_Work to do_
Pick out each line below containing "BETTY".

_Rows_
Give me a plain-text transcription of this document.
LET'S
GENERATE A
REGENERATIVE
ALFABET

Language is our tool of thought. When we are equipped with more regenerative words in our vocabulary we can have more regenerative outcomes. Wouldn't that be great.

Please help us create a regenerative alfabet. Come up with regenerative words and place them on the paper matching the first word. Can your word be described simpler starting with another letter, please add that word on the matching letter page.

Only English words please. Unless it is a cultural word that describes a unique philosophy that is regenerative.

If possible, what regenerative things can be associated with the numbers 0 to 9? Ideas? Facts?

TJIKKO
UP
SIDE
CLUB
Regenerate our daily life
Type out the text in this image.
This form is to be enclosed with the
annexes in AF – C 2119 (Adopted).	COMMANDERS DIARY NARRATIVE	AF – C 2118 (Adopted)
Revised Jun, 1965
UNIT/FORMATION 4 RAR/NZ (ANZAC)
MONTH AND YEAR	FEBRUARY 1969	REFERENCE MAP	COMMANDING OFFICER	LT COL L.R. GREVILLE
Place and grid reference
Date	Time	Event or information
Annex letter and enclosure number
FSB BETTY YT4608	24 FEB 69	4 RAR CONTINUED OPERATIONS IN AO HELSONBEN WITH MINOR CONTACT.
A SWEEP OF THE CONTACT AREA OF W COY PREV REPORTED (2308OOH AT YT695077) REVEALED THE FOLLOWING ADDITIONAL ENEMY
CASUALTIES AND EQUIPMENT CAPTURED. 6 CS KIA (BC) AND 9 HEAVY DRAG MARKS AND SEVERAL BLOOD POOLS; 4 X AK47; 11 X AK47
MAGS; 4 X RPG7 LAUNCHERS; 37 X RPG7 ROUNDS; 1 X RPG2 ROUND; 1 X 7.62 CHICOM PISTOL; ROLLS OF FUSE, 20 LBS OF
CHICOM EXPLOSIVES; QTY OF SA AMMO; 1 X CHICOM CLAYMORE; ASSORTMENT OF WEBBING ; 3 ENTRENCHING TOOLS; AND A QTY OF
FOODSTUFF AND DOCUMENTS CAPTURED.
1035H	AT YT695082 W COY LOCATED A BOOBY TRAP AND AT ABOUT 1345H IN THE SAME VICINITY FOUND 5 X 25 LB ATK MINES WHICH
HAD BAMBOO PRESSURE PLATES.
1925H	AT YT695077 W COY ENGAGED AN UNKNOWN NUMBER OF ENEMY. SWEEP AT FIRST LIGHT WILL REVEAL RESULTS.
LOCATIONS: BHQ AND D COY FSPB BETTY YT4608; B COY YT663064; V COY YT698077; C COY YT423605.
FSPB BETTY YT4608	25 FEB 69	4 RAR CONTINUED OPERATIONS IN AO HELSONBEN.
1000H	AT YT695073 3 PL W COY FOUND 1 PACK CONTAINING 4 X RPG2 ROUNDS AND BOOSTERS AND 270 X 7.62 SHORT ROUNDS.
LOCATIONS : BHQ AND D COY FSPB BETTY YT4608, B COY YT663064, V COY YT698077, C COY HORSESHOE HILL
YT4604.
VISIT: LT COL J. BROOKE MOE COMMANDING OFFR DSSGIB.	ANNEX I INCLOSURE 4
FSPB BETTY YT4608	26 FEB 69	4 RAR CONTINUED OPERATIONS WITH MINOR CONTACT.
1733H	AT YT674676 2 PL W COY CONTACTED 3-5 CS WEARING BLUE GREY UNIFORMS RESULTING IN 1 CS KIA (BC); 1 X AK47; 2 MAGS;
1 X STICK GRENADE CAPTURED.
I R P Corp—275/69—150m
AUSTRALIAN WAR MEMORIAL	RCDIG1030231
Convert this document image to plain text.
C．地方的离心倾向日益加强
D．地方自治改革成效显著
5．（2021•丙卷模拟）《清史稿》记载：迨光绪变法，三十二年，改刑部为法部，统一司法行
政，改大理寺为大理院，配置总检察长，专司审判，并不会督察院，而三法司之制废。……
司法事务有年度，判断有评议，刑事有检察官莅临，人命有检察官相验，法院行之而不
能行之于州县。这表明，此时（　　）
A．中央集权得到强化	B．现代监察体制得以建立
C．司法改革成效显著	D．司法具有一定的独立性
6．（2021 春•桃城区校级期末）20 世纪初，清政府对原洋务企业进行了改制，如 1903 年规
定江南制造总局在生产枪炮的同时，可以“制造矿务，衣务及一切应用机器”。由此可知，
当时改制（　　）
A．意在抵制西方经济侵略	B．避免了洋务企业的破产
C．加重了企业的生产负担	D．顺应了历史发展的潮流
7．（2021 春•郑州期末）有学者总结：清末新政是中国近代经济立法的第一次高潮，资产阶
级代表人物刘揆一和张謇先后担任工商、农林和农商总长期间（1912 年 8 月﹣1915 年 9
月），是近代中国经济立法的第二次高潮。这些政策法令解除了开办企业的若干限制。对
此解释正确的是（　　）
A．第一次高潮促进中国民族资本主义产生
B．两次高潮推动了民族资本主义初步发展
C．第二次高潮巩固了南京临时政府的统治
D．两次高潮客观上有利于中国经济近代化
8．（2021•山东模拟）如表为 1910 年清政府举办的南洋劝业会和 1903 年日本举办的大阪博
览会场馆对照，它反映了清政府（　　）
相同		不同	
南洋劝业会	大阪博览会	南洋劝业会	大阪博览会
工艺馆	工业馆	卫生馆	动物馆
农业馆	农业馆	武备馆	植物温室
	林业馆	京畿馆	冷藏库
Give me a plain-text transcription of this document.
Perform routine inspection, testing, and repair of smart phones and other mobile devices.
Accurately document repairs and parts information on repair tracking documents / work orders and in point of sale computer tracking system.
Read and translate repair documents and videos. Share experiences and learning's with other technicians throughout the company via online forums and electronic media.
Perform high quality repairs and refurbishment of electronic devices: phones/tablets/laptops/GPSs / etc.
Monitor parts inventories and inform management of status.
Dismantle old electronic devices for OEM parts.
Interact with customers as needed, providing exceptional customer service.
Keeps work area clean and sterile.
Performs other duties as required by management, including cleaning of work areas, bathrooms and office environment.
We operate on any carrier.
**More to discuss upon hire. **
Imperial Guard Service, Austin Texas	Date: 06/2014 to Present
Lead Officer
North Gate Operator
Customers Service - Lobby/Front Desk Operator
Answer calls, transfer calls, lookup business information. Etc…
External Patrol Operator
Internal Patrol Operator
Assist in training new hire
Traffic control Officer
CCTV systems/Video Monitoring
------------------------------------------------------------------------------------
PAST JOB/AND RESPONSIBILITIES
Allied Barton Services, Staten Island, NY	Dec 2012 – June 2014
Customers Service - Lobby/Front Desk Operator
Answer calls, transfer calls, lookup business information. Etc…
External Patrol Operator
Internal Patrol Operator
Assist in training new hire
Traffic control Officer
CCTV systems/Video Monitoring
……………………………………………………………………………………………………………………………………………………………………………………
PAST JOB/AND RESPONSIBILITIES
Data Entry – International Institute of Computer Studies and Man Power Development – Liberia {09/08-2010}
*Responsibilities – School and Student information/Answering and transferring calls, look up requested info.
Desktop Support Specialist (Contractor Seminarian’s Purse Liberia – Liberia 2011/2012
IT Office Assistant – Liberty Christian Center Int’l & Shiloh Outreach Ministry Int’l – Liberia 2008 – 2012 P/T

_Answer to the exercise_
FSB BETTY YT4608	24 FEB 69	4 RAR CONTINUED OPERATIONS IN AO HELSONBEN WITH MINOR CONTACT.
LOCATIONS: BHQ AND D COY FSPB BETTY YT4608; B COY YT663064; V COY YT698077; C COY YT423605.
FSPB BETTY YT4608	25 FEB 69	4 RAR CONTINUED OPERATIONS IN AO HELSONBEN.
LOCATIONS : BHQ AND D COY FSPB BETTY YT4608, B COY YT663064, V COY YT698077, C COY HORSESHOE HILL
FSPB BETTY YT4608	26 FEB 69	4 RAR CONTINUED OPERATIONS WITH MINOR CONTACT.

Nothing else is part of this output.